Data provided:
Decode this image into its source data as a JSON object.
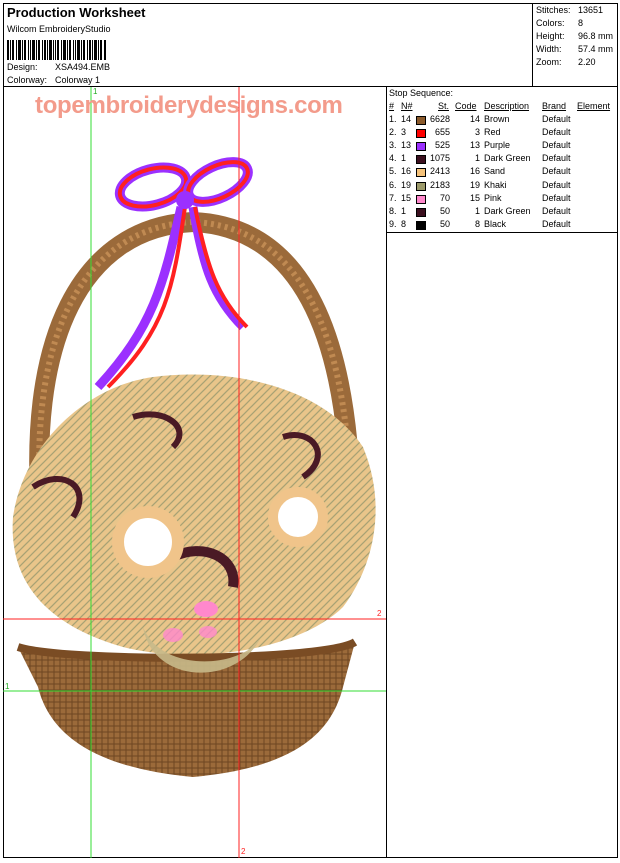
{
  "header": {
    "title": "Production Worksheet",
    "software": "Wilcom EmbroideryStudio",
    "design_label": "Design:",
    "design_value": "XSA494.EMB",
    "colorway_label": "Colorway:",
    "colorway_value": "Colorway 1"
  },
  "stats": {
    "stitches_label": "Stitches:",
    "stitches_value": "13651",
    "colors_label": "Colors:",
    "colors_value": "8",
    "height_label": "Height:",
    "height_value": "96.8 mm",
    "width_label": "Width:",
    "width_value": "57.4 mm",
    "zoom_label": "Zoom:",
    "zoom_value": "2.20"
  },
  "watermark": "topembroiderydesigns.com",
  "axis": {
    "v_green": "1",
    "h_green": "1",
    "v_red": "2",
    "h_red": "2"
  },
  "stop_sequence": {
    "heading": "Stop Sequence:",
    "columns": {
      "num": "#",
      "needle": "N#",
      "stitches": "St.",
      "code": "Code",
      "description": "Description",
      "brand": "Brand",
      "element": "Element"
    },
    "rows": [
      {
        "num": "1.",
        "needle": "14",
        "color": "#8b5a2b",
        "stitches": "6628",
        "code": "14",
        "description": "Brown",
        "brand": "Default"
      },
      {
        "num": "2.",
        "needle": "3",
        "color": "#ff0000",
        "stitches": "655",
        "code": "3",
        "description": "Red",
        "brand": "Default"
      },
      {
        "num": "3.",
        "needle": "13",
        "color": "#9b30ff",
        "stitches": "525",
        "code": "13",
        "description": "Purple",
        "brand": "Default"
      },
      {
        "num": "4.",
        "needle": "1",
        "color": "#3b0f1e",
        "stitches": "1075",
        "code": "1",
        "description": "Dark Green",
        "brand": "Default"
      },
      {
        "num": "5.",
        "needle": "16",
        "color": "#f5c27a",
        "stitches": "2413",
        "code": "16",
        "description": "Sand",
        "brand": "Default"
      },
      {
        "num": "6.",
        "needle": "19",
        "color": "#9c9a6a",
        "stitches": "2183",
        "code": "19",
        "description": "Khaki",
        "brand": "Default"
      },
      {
        "num": "7.",
        "needle": "15",
        "color": "#ff88cc",
        "stitches": "70",
        "code": "15",
        "description": "Pink",
        "brand": "Default"
      },
      {
        "num": "8.",
        "needle": "1",
        "color": "#3b0f1e",
        "stitches": "50",
        "code": "1",
        "description": "Dark Green",
        "brand": "Default"
      },
      {
        "num": "9.",
        "needle": "8",
        "color": "#000000",
        "stitches": "50",
        "code": "8",
        "description": "Black",
        "brand": "Default"
      }
    ]
  }
}
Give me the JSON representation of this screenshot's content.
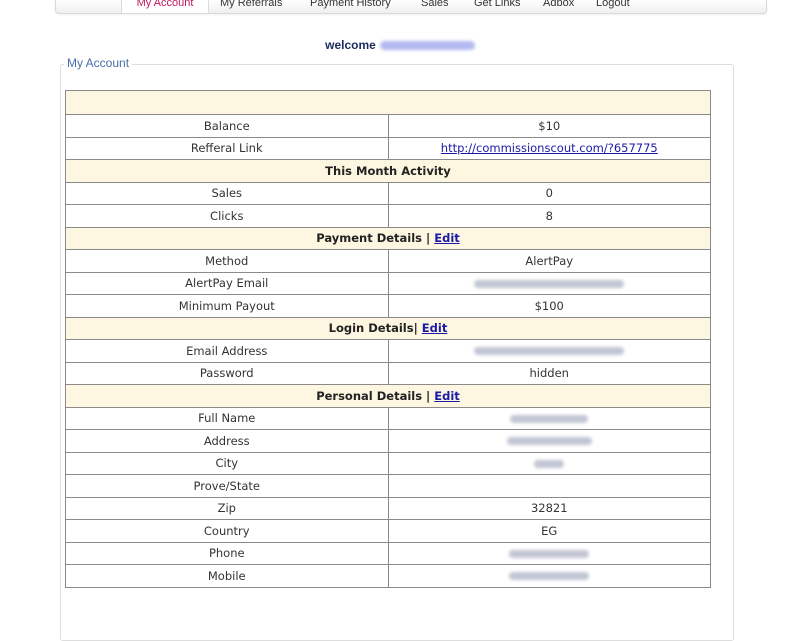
{
  "nav": {
    "items": [
      {
        "label": "My Account",
        "active": true
      },
      {
        "label": "My Referrals"
      },
      {
        "label": "Payment History"
      },
      {
        "label": "Sales"
      },
      {
        "label": "Get Links"
      },
      {
        "label": "Adbox"
      },
      {
        "label": "Logout"
      }
    ]
  },
  "welcome": {
    "text": "welcome"
  },
  "section": {
    "legend": "My Account"
  },
  "account": {
    "balance_label": "Balance",
    "balance_value": "$10",
    "referral_label": "Refferal Link",
    "referral_value": "http://commissionscout.com/?657775"
  },
  "month": {
    "header": "This Month Activity",
    "sales_label": "Sales",
    "sales_value": "0",
    "clicks_label": "Clicks",
    "clicks_value": "8"
  },
  "payment": {
    "header": "Payment Details | ",
    "edit": "Edit",
    "method_label": "Method",
    "method_value": "AlertPay",
    "email_label": "AlertPay Email",
    "min_label": "Minimum Payout",
    "min_value": "$100"
  },
  "login": {
    "header": "Login Details| ",
    "edit": "Edit",
    "email_label": "Email Address",
    "password_label": "Password",
    "password_value": "hidden"
  },
  "personal": {
    "header": "Personal Details | ",
    "edit": "Edit",
    "fullname_label": "Full Name",
    "address_label": "Address",
    "city_label": "City",
    "state_label": "Prove/State",
    "zip_label": "Zip",
    "zip_value": "32821",
    "country_label": "Country",
    "country_value": "EG",
    "phone_label": "Phone",
    "mobile_label": "Mobile"
  }
}
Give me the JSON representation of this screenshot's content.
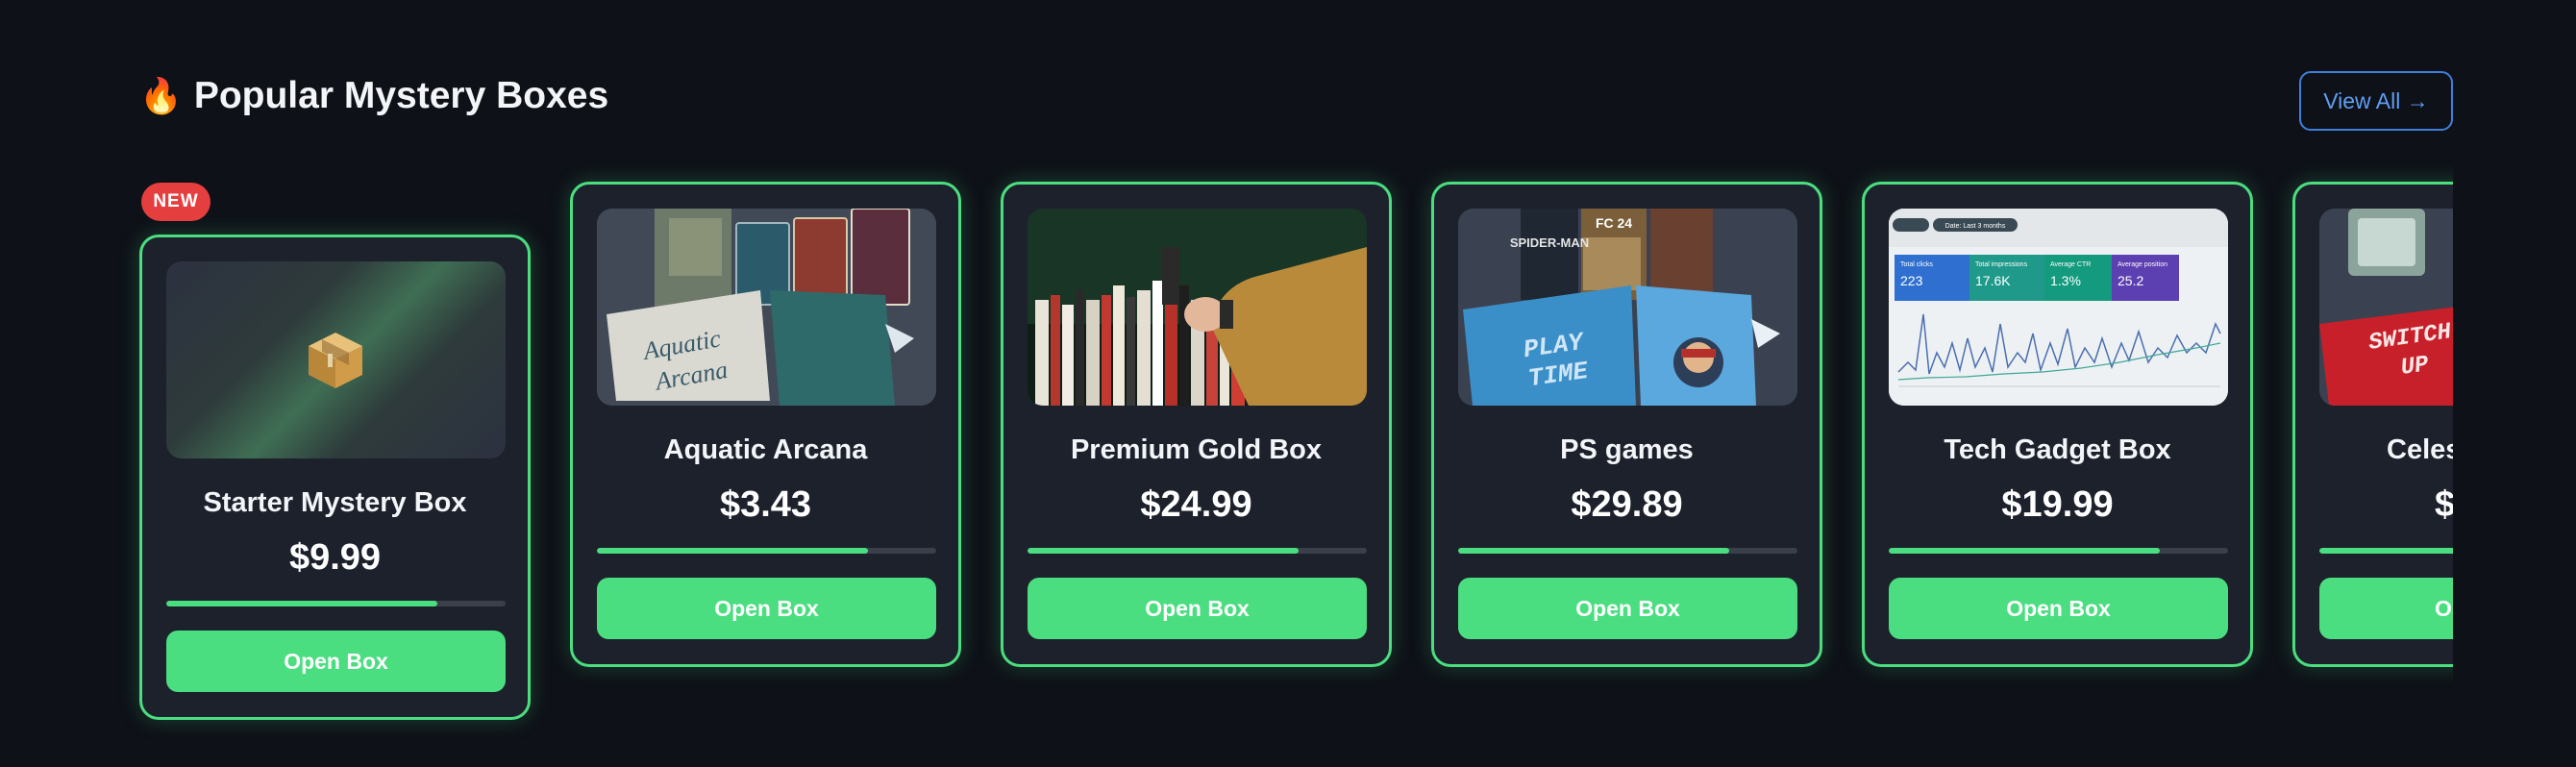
{
  "section": {
    "title": "Popular Mystery Boxes",
    "title_icon": "fire-icon",
    "view_all_label": "View All →"
  },
  "badge": {
    "label": "NEW"
  },
  "cards": [
    {
      "name": "Starter Mystery Box",
      "price": "$9.99",
      "button": "Open Box",
      "progress": 0.8,
      "image": "package-box-icon"
    },
    {
      "name": "Aquatic Arcana",
      "price": "$3.43",
      "button": "Open Box",
      "progress": 0.8,
      "image": "trading-cards-image"
    },
    {
      "name": "Premium Gold Box",
      "price": "$24.99",
      "button": "Open Box",
      "progress": 0.8,
      "image": "bookshelf-image"
    },
    {
      "name": "PS games",
      "price": "$29.89",
      "button": "Open Box",
      "progress": 0.8,
      "image": "game-covers-image"
    },
    {
      "name": "Tech Gadget Box",
      "price": "$19.99",
      "button": "Open Box",
      "progress": 0.8,
      "image": "analytics-dashboard-image"
    },
    {
      "name": "Celest",
      "price": "$",
      "button": "O",
      "progress": 0.8,
      "image": "switch-up-box-image"
    }
  ],
  "images": {
    "aquatic_box_text": "Aquatic Arcana",
    "ps_box_text": "PLAY TIME",
    "switch_box_text": "SWITCH UP",
    "ps_cover_1": "SPIDER-MAN",
    "ps_cover_2": "FC 24",
    "dashboard_filter": "Date: Last 3 months",
    "dashboard_metrics": [
      {
        "label": "Total clicks",
        "value": "223"
      },
      {
        "label": "Total impressions",
        "value": "17.6K"
      },
      {
        "label": "Average CTR",
        "value": "1.3%"
      },
      {
        "label": "Average position",
        "value": "25.2"
      }
    ]
  },
  "colors": {
    "accent": "#4ade80",
    "badge": "#e53e3e",
    "link": "#5f9ef2",
    "card_bg": "#1c212c",
    "page_bg": "#0e1118"
  }
}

Exercise instructions: Give every record back exactly as it reads, with no images.

Answer to the problem:
Decode this image into its source data as a JSON object.
{
  "header": {
    "title": "Production Worksheet",
    "software": "Wilcom EmbroideryStudio",
    "design_label": "Design:",
    "design_value": "XSA494.EMB",
    "colorway_label": "Colorway:",
    "colorway_value": "Colorway 1"
  },
  "stats": {
    "stitches_label": "Stitches:",
    "stitches_value": "13651",
    "colors_label": "Colors:",
    "colors_value": "8",
    "height_label": "Height:",
    "height_value": "96.8 mm",
    "width_label": "Width:",
    "width_value": "57.4 mm",
    "zoom_label": "Zoom:",
    "zoom_value": "2.20"
  },
  "watermark": "topembroiderydesigns.com",
  "axis": {
    "v_green": "1",
    "h_green": "1",
    "v_red": "2",
    "h_red": "2"
  },
  "stop_sequence": {
    "heading": "Stop Sequence:",
    "columns": {
      "num": "#",
      "needle": "N#",
      "stitches": "St.",
      "code": "Code",
      "description": "Description",
      "brand": "Brand",
      "element": "Element"
    },
    "rows": [
      {
        "num": "1.",
        "needle": "14",
        "color": "#8b5a2b",
        "stitches": "6628",
        "code": "14",
        "description": "Brown",
        "brand": "Default"
      },
      {
        "num": "2.",
        "needle": "3",
        "color": "#ff0000",
        "stitches": "655",
        "code": "3",
        "description": "Red",
        "brand": "Default"
      },
      {
        "num": "3.",
        "needle": "13",
        "color": "#9b30ff",
        "stitches": "525",
        "code": "13",
        "description": "Purple",
        "brand": "Default"
      },
      {
        "num": "4.",
        "needle": "1",
        "color": "#3b0f1e",
        "stitches": "1075",
        "code": "1",
        "description": "Dark Green",
        "brand": "Default"
      },
      {
        "num": "5.",
        "needle": "16",
        "color": "#f5c27a",
        "stitches": "2413",
        "code": "16",
        "description": "Sand",
        "brand": "Default"
      },
      {
        "num": "6.",
        "needle": "19",
        "color": "#9c9a6a",
        "stitches": "2183",
        "code": "19",
        "description": "Khaki",
        "brand": "Default"
      },
      {
        "num": "7.",
        "needle": "15",
        "color": "#ff88cc",
        "stitches": "70",
        "code": "15",
        "description": "Pink",
        "brand": "Default"
      },
      {
        "num": "8.",
        "needle": "1",
        "color": "#3b0f1e",
        "stitches": "50",
        "code": "1",
        "description": "Dark Green",
        "brand": "Default"
      },
      {
        "num": "9.",
        "needle": "8",
        "color": "#000000",
        "stitches": "50",
        "code": "8",
        "description": "Black",
        "brand": "Default"
      }
    ]
  }
}
Give me the JSON representation of this screenshot's content.
{
  "nav": {
    "items": [
      {
        "label": "My Account",
        "active": true
      },
      {
        "label": "My Referrals"
      },
      {
        "label": "Payment History"
      },
      {
        "label": "Sales"
      },
      {
        "label": "Get Links"
      },
      {
        "label": "Adbox"
      },
      {
        "label": "Logout"
      }
    ]
  },
  "welcome": {
    "text": "welcome"
  },
  "section": {
    "legend": "My Account"
  },
  "account": {
    "balance_label": "Balance",
    "balance_value": "$10",
    "referral_label": "Refferal Link",
    "referral_value": "http://commissionscout.com/?657775"
  },
  "month": {
    "header": "This Month Activity",
    "sales_label": "Sales",
    "sales_value": "0",
    "clicks_label": "Clicks",
    "clicks_value": "8"
  },
  "payment": {
    "header": "Payment Details | ",
    "edit": "Edit",
    "method_label": "Method",
    "method_value": "AlertPay",
    "email_label": "AlertPay Email",
    "min_label": "Minimum Payout",
    "min_value": "$100"
  },
  "login": {
    "header": "Login Details| ",
    "edit": "Edit",
    "email_label": "Email Address",
    "password_label": "Password",
    "password_value": "hidden"
  },
  "personal": {
    "header": "Personal Details | ",
    "edit": "Edit",
    "fullname_label": "Full Name",
    "address_label": "Address",
    "city_label": "City",
    "state_label": "Prove/State",
    "zip_label": "Zip",
    "zip_value": "32821",
    "country_label": "Country",
    "country_value": "EG",
    "phone_label": "Phone",
    "mobile_label": "Mobile"
  }
}
Give me the JSON representation of this screenshot's content.
{
  "section": {
    "title": "Popular Mystery Boxes",
    "title_icon": "fire-icon",
    "view_all_label": "View All →"
  },
  "badge": {
    "label": "NEW"
  },
  "cards": [
    {
      "name": "Starter Mystery Box",
      "price": "$9.99",
      "button": "Open Box",
      "progress": 0.8,
      "image": "package-box-icon"
    },
    {
      "name": "Aquatic Arcana",
      "price": "$3.43",
      "button": "Open Box",
      "progress": 0.8,
      "image": "trading-cards-image"
    },
    {
      "name": "Premium Gold Box",
      "price": "$24.99",
      "button": "Open Box",
      "progress": 0.8,
      "image": "bookshelf-image"
    },
    {
      "name": "PS games",
      "price": "$29.89",
      "button": "Open Box",
      "progress": 0.8,
      "image": "game-covers-image"
    },
    {
      "name": "Tech Gadget Box",
      "price": "$19.99",
      "button": "Open Box",
      "progress": 0.8,
      "image": "analytics-dashboard-image"
    },
    {
      "name": "Celest",
      "price": "$",
      "button": "O",
      "progress": 0.8,
      "image": "switch-up-box-image"
    }
  ],
  "images": {
    "aquatic_box_text": "Aquatic Arcana",
    "ps_box_text": "PLAY TIME",
    "switch_box_text": "SWITCH UP",
    "ps_cover_1": "SPIDER-MAN",
    "ps_cover_2": "FC 24",
    "dashboard_filter": "Date: Last 3 months",
    "dashboard_metrics": [
      {
        "label": "Total clicks",
        "value": "223"
      },
      {
        "label": "Total impressions",
        "value": "17.6K"
      },
      {
        "label": "Average CTR",
        "value": "1.3%"
      },
      {
        "label": "Average position",
        "value": "25.2"
      }
    ]
  },
  "colors": {
    "accent": "#4ade80",
    "badge": "#e53e3e",
    "link": "#5f9ef2",
    "card_bg": "#1c212c",
    "page_bg": "#0e1118"
  }
}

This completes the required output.